» **Work instructions**
Tally up the lines carrying the string "JSON" and respond with only the resulting number.

── Material

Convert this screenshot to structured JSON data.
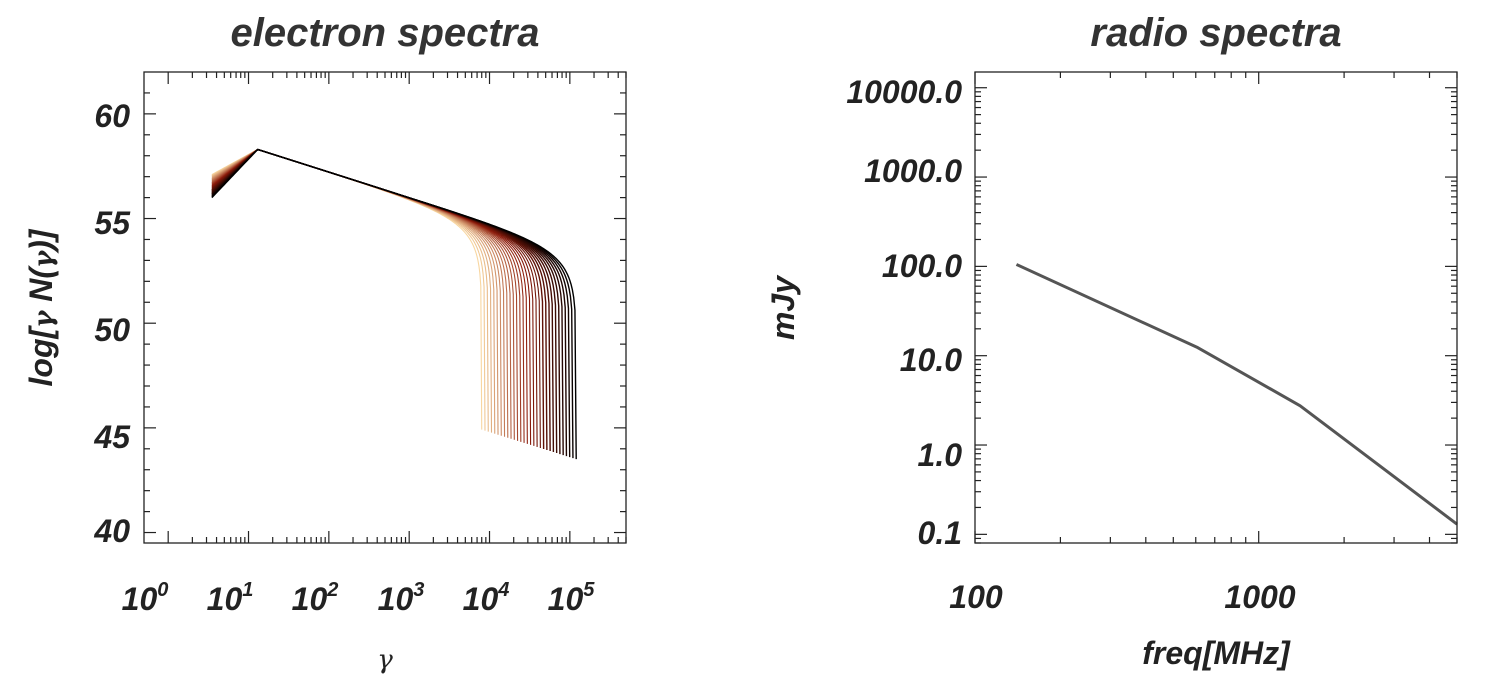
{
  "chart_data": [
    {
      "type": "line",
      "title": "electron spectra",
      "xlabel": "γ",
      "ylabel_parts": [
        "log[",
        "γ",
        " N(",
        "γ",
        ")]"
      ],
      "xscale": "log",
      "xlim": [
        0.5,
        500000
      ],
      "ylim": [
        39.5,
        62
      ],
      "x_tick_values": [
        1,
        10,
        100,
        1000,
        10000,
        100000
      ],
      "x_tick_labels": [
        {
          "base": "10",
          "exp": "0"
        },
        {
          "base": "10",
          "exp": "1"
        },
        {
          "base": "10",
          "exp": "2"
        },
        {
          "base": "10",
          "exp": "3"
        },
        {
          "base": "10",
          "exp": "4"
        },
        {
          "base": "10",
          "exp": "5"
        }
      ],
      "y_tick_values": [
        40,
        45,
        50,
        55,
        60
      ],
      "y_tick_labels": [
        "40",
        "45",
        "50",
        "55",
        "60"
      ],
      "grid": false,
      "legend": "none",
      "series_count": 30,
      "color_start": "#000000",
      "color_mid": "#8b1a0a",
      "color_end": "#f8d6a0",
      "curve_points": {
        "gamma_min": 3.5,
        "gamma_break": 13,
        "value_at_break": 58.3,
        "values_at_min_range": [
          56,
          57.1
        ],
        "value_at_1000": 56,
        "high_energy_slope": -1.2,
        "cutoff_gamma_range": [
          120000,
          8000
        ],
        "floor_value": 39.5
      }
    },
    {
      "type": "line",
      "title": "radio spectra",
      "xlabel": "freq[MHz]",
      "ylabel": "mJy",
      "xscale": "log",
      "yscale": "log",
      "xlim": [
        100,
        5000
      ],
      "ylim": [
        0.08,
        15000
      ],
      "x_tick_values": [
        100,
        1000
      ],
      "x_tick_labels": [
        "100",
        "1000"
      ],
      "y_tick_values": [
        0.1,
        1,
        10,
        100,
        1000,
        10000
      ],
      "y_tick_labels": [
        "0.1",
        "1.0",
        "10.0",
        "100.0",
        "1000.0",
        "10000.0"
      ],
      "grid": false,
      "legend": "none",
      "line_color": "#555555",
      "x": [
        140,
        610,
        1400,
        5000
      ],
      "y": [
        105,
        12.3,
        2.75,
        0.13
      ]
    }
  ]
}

────
── Material

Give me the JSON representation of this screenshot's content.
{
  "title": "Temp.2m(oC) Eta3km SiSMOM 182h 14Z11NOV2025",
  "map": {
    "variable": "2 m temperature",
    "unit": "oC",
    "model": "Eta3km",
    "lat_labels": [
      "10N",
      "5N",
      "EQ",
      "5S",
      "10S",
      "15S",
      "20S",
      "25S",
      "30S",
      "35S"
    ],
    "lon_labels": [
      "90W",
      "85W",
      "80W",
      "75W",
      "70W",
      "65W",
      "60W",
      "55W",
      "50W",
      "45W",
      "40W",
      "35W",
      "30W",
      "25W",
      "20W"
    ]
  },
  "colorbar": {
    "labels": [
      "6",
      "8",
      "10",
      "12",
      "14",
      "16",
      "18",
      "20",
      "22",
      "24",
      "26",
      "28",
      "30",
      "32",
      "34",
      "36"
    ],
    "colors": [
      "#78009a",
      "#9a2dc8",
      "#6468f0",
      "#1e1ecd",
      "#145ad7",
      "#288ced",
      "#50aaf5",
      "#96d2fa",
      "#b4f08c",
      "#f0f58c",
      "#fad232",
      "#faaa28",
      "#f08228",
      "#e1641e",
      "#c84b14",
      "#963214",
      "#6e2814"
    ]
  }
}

────

» **Written solution**
2